SHORT TASK
Could you retype every row below character for character?
═════ SOURCE MATERIAL ═════
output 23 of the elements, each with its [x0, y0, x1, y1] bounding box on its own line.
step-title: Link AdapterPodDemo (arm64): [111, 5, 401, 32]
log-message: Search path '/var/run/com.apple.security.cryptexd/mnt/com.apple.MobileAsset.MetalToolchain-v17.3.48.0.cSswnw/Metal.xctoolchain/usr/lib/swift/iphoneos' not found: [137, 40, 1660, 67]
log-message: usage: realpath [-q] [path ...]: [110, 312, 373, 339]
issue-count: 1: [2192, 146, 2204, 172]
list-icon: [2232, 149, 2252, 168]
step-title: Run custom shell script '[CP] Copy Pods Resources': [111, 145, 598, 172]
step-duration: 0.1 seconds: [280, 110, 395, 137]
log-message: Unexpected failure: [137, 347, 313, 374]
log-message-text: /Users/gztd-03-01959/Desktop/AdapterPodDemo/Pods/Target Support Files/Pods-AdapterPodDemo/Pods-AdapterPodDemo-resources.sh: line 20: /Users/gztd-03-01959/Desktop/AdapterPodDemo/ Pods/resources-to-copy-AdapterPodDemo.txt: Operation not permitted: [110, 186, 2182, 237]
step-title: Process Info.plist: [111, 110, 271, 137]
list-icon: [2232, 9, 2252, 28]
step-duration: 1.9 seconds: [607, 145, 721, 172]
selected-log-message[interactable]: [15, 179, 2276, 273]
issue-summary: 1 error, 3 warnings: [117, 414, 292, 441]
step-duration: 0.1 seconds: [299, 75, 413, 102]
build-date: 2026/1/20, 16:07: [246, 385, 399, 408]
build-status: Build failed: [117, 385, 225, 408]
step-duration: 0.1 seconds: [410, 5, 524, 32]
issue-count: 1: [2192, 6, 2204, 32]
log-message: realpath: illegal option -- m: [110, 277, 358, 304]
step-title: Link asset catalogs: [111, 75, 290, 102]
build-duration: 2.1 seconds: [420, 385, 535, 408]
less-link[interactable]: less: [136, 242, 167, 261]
═════
IN RESPONSE
output 23 of the elements, each with its [x0, y0, x1, y1] bounding box on its own line.
step-title: Link AdapterPodDemo (arm64): [111, 5, 401, 32]
log-message: Search path '/var/run/com.apple.security.cryptexd/mnt/com.apple.MobileAsset.MetalToolchain-v17.3.48.0.cSswnw/Metal.xctoolchain/usr/lib/swift/iphoneos' not found: [137, 40, 1660, 67]
log-message: usage: realpath [-q] [path ...]: [110, 312, 373, 339]
issue-count: 1: [2192, 146, 2204, 172]
list-icon: [2232, 149, 2252, 168]
step-title: Run custom shell script '[CP] Copy Pods Resources': [111, 145, 598, 172]
step-duration: 0.1 seconds: [280, 110, 395, 137]
log-message: Unexpected failure: [137, 347, 313, 374]
log-message-text: /Users/gztd-03-01959/Desktop/AdapterPodDemo/Pods/Target Support Files/Pods-AdapterPodDemo/Pods-AdapterPodDemo-resources.sh: line 20: /Users/gztd-03-01959/Desktop/AdapterPodDemo/ Pods/resources-to-copy-AdapterPodDemo.txt: Operation not permitted: [110, 186, 2182, 237]
step-title: Process Info.plist: [111, 110, 271, 137]
list-icon: [2232, 9, 2252, 28]
step-duration: 1.9 seconds: [607, 145, 721, 172]
selected-log-message[interactable]: [15, 179, 2276, 273]
issue-summary: 1 error, 3 warnings: [117, 414, 292, 441]
step-duration: 0.1 seconds: [299, 75, 413, 102]
build-date: 2026/1/20, 16:07: [246, 385, 399, 408]
build-status: Build failed: [117, 385, 225, 408]
step-duration: 0.1 seconds: [410, 5, 524, 32]
issue-count: 1: [2192, 6, 2204, 32]
log-message: realpath: illegal option -- m: [110, 277, 358, 304]
step-title: Link asset catalogs: [111, 75, 290, 102]
build-duration: 2.1 seconds: [420, 385, 535, 408]
less-link[interactable]: less: [136, 242, 167, 261]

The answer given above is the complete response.